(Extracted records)
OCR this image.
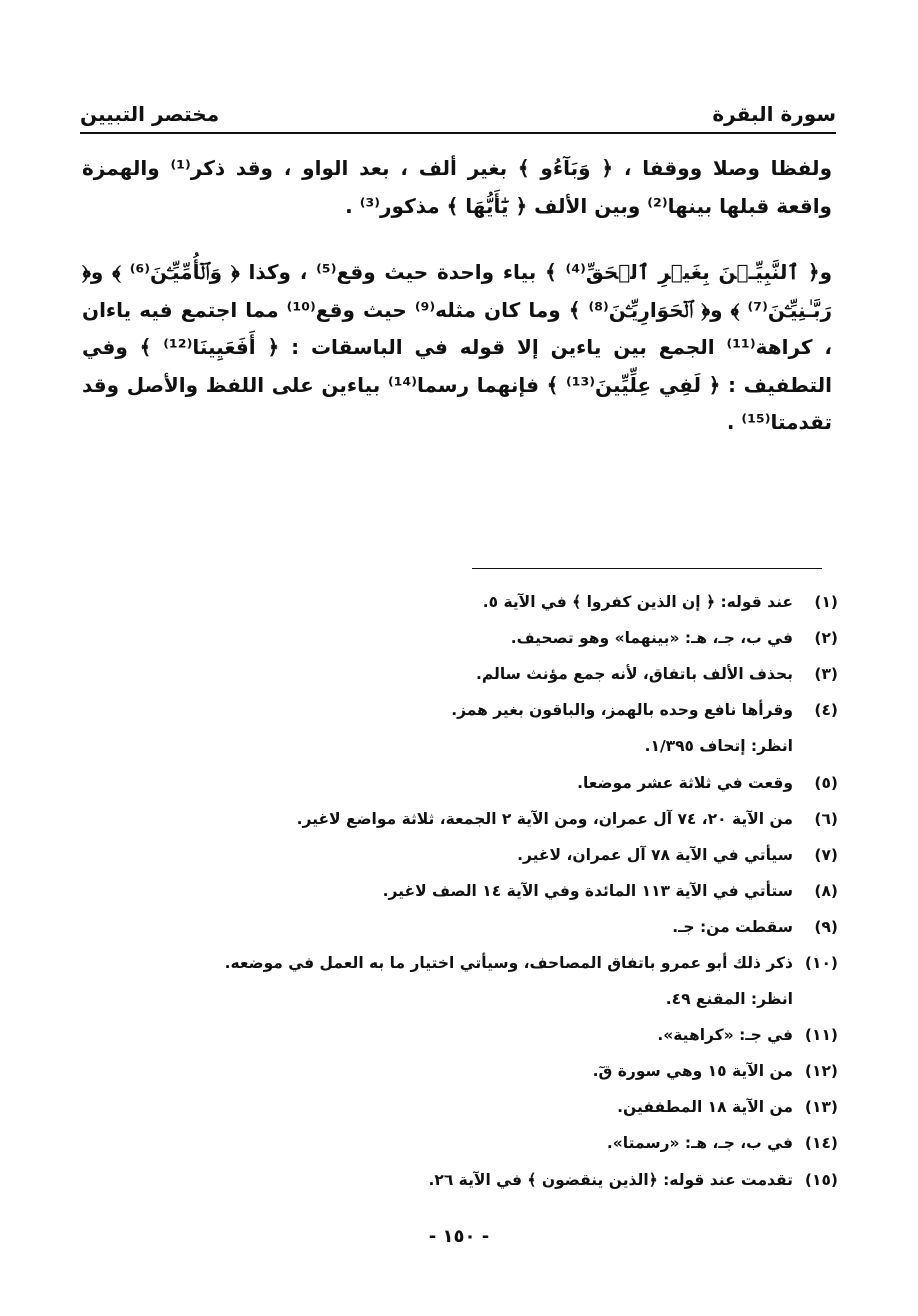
سورة البقرة
مختصر التبيين

ولفظا وصلا ووقفا ، ﴿ وَبَآءُو ﴾ بغير ألف ، بعد الواو ، وقد ذكر⁽¹⁾ والهمزة واقعة قبلها بينها⁽²⁾ وبين الألف ﴿ يَٰٓأَيُّهَا ﴾ مذكور⁽³⁾ .

و﴿ ٱلنَّبِيِّـۧنَ بِغَيۡرِ ٱلۡحَقِّ⁽⁴⁾ ﴾ بياء واحدة حيث وقع⁽⁵⁾ ، وكذا ﴿ وَٱلۡأُمِّيِّـۧنَ⁽⁶⁾ ﴾ و﴿ رَبَّـٰنِيِّـۧنَ⁽⁷⁾ ﴾ و﴿ ٱلۡحَوَارِيِّـۧنَ⁽⁸⁾ ﴾ وما كان مثله⁽⁹⁾ حيث وقع⁽¹⁰⁾ مما اجتمع فيه ياءان ، كراهة⁽¹¹⁾ الجمع بين ياءين إلا قوله في الباسقات : ﴿ أَفَعَيِينَا⁽¹²⁾ ﴾ وفي التطفيف : ﴿ لَفِي عِلِّيِّينَ⁽¹³⁾ ﴾ فإنهما رسما⁽¹⁴⁾ بياءين على اللفظ والأصل وقد تقدمتا⁽¹⁵⁾ .

(١)
عند قوله: ﴿ إن الذين كفروا ﴾ في الآية ٥.
(٢)
في ب، جـ، هـ: «بينهما» وهو تصحيف.
(٣)
بحذف الألف باتفاق، لأنه جمع مؤنث سالم.
(٤)
وقرأها نافع وحده بالهمز، والباقون بغير همز.
انظر: إتحاف ١/٣٩٥.
(٥)
وقعت في ثلاثة عشر موضعا.
(٦)
من الآية ٢٠، ٧٤ آل عمران، ومن الآية ٢ الجمعة، ثلاثة مواضع لاغير.
(٧)
سيأتي في الآية ٧٨ آل عمران، لاغير.
(٨)
ستأتي في الآية ١١٣ المائدة وفي الآية ١٤ الصف لاغير.
(٩)
سقطت من: جـ.
(١٠)
ذكر ذلك أبو عمرو باتفاق المصاحف، وسيأتي اختيار ما به العمل في موضعه.
انظر: المقنع ٤٩.
(١١)
في جـ: «كراهية».
(١٢)
من الآية ١٥ وهي سورة قٓ.
(١٣)
من الآية ١٨ المطففين.
(١٤)
في ب، جـ، هـ: «رسمتا».
(١٥)
تقدمت عند قوله: ﴿الذين ينقضون ﴾ في الآية ٢٦.
- ١٥٠ -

• _The task_
From the listing above, pick out each line where the word "الآية" appears.

• _The output_
عند قوله: ﴿ إن الذين كفروا ﴾ في الآية ٥.
من الآية ٢٠، ٧٤ آل عمران، ومن الآية ٢ الجمعة، ثلاثة مواضع لاغير.
سيأتي في الآية ٧٨ آل عمران، لاغير.
ستأتي في الآية ١١٣ المائدة وفي الآية ١٤ الصف لاغير.
من الآية ١٥ وهي سورة قٓ.
من الآية ١٨ المطففين.
تقدمت عند قوله: ﴿الذين ينقضون ﴾ في الآية ٢٦.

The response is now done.